======== Given data ========

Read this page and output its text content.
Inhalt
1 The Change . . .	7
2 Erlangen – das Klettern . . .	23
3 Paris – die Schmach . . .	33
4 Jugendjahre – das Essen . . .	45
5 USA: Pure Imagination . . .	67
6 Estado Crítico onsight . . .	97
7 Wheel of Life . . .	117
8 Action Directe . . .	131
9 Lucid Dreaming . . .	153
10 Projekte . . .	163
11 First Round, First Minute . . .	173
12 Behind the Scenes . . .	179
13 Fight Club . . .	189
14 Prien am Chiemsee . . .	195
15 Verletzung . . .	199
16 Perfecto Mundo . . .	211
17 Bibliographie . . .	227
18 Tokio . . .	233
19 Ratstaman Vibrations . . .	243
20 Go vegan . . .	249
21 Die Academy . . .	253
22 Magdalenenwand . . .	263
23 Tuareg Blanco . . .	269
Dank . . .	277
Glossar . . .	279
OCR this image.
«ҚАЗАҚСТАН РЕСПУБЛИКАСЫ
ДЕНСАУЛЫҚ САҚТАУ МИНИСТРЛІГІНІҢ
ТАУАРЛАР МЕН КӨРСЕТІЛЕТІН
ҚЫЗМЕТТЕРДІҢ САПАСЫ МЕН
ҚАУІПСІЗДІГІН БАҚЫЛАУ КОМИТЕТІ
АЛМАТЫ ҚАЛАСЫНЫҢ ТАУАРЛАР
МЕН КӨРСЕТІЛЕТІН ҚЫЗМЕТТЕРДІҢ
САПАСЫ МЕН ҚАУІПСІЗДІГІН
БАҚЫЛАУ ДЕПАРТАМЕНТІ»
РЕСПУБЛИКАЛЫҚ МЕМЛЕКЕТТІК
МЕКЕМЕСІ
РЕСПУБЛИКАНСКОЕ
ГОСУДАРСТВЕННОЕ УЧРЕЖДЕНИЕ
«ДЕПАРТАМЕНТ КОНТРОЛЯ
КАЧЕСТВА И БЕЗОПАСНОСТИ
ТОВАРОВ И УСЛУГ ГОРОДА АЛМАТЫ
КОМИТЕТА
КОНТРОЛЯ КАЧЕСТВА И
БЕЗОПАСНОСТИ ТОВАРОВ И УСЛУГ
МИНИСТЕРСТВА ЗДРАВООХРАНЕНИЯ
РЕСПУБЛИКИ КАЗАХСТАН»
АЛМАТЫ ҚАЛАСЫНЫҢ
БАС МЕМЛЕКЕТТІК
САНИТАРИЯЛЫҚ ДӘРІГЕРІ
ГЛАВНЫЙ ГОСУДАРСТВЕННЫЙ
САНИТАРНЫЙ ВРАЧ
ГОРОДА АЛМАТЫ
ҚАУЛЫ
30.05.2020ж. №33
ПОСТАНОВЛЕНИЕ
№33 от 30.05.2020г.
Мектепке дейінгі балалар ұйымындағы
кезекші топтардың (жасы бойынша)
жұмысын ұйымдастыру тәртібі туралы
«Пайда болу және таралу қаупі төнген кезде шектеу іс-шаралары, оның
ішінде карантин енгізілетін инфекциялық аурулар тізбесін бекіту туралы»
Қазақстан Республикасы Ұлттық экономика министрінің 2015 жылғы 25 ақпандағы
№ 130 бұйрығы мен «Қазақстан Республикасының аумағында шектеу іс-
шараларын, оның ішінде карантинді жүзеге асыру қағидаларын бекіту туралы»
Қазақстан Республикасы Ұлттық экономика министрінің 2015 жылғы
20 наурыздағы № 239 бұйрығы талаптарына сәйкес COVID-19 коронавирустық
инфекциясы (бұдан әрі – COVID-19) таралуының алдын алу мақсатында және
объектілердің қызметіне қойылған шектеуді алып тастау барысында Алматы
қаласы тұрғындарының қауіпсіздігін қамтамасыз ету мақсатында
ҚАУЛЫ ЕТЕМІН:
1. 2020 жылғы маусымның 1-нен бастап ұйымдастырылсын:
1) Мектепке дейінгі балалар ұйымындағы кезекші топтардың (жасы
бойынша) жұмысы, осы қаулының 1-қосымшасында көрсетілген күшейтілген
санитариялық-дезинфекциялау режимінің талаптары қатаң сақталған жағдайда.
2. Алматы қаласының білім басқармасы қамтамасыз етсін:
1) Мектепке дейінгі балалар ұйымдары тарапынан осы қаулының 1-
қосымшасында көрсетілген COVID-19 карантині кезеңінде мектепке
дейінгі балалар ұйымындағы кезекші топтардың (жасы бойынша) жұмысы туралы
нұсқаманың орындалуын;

========

▶ [What is needed] Output the listing above without altering a single character.

▶ [Correct result]
Read this page and output its text content.
Inhalt
1 The Change . . .	7
2 Erlangen – das Klettern . . .	23
3 Paris – die Schmach . . .	33
4 Jugendjahre – das Essen . . .	45
5 USA: Pure Imagination . . .	67
6 Estado Crítico onsight . . .	97
7 Wheel of Life . . .	117
8 Action Directe . . .	131
9 Lucid Dreaming . . .	153
10 Projekte . . .	163
11 First Round, First Minute . . .	173
12 Behind the Scenes . . .	179
13 Fight Club . . .	189
14 Prien am Chiemsee . . .	195
15 Verletzung . . .	199
16 Perfecto Mundo . . .	211
17 Bibliographie . . .	227
18 Tokio . . .	233
19 Ratstaman Vibrations . . .	243
20 Go vegan . . .	249
21 Die Academy . . .	253
22 Magdalenenwand . . .	263
23 Tuareg Blanco . . .	269
Dank . . .	277
Glossar . . .	279
OCR this image.
«ҚАЗАҚСТАН РЕСПУБЛИКАСЫ
ДЕНСАУЛЫҚ САҚТАУ МИНИСТРЛІГІНІҢ
ТАУАРЛАР МЕН КӨРСЕТІЛЕТІН
ҚЫЗМЕТТЕРДІҢ САПАСЫ МЕН
ҚАУІПСІЗДІГІН БАҚЫЛАУ КОМИТЕТІ
АЛМАТЫ ҚАЛАСЫНЫҢ ТАУАРЛАР
МЕН КӨРСЕТІЛЕТІН ҚЫЗМЕТТЕРДІҢ
САПАСЫ МЕН ҚАУІПСІЗДІГІН
БАҚЫЛАУ ДЕПАРТАМЕНТІ»
РЕСПУБЛИКАЛЫҚ МЕМЛЕКЕТТІК
МЕКЕМЕСІ
РЕСПУБЛИКАНСКОЕ
ГОСУДАРСТВЕННОЕ УЧРЕЖДЕНИЕ
«ДЕПАРТАМЕНТ КОНТРОЛЯ
КАЧЕСТВА И БЕЗОПАСНОСТИ
ТОВАРОВ И УСЛУГ ГОРОДА АЛМАТЫ
КОМИТЕТА
КОНТРОЛЯ КАЧЕСТВА И
БЕЗОПАСНОСТИ ТОВАРОВ И УСЛУГ
МИНИСТЕРСТВА ЗДРАВООХРАНЕНИЯ
РЕСПУБЛИКИ КАЗАХСТАН»
АЛМАТЫ ҚАЛАСЫНЫҢ
БАС МЕМЛЕКЕТТІК
САНИТАРИЯЛЫҚ ДӘРІГЕРІ
ГЛАВНЫЙ ГОСУДАРСТВЕННЫЙ
САНИТАРНЫЙ ВРАЧ
ГОРОДА АЛМАТЫ
ҚАУЛЫ
30.05.2020ж. №33
ПОСТАНОВЛЕНИЕ
№33 от 30.05.2020г.
Мектепке дейінгі балалар ұйымындағы
кезекші топтардың (жасы бойынша)
жұмысын ұйымдастыру тәртібі туралы
«Пайда болу және таралу қаупі төнген кезде шектеу іс-шаралары, оның
ішінде карантин енгізілетін инфекциялық аурулар тізбесін бекіту туралы»
Қазақстан Республикасы Ұлттық экономика министрінің 2015 жылғы 25 ақпандағы
№ 130 бұйрығы мен «Қазақстан Республикасының аумағында шектеу іс-
шараларын, оның ішінде карантинді жүзеге асыру қағидаларын бекіту туралы»
Қазақстан Республикасы Ұлттық экономика министрінің 2015 жылғы
20 наурыздағы № 239 бұйрығы талаптарына сәйкес COVID-19 коронавирустық
инфекциясы (бұдан әрі – COVID-19) таралуының алдын алу мақсатында және
объектілердің қызметіне қойылған шектеуді алып тастау барысында Алматы
қаласы тұрғындарының қауіпсіздігін қамтамасыз ету мақсатында
ҚАУЛЫ ЕТЕМІН:
1. 2020 жылғы маусымның 1-нен бастап ұйымдастырылсын:
1) Мектепке дейінгі балалар ұйымындағы кезекші топтардың (жасы
бойынша) жұмысы, осы қаулының 1-қосымшасында көрсетілген күшейтілген
санитариялық-дезинфекциялау режимінің талаптары қатаң сақталған жағдайда.
2. Алматы қаласының білім басқармасы қамтамасыз етсін:
1) Мектепке дейінгі балалар ұйымдары тарапынан осы қаулының 1-
қосымшасында көрсетілген COVID-19 карантині кезеңінде мектепке
дейінгі балалар ұйымындағы кезекші топтардың (жасы бойынша) жұмысы туралы
нұсқаманың орындалуын;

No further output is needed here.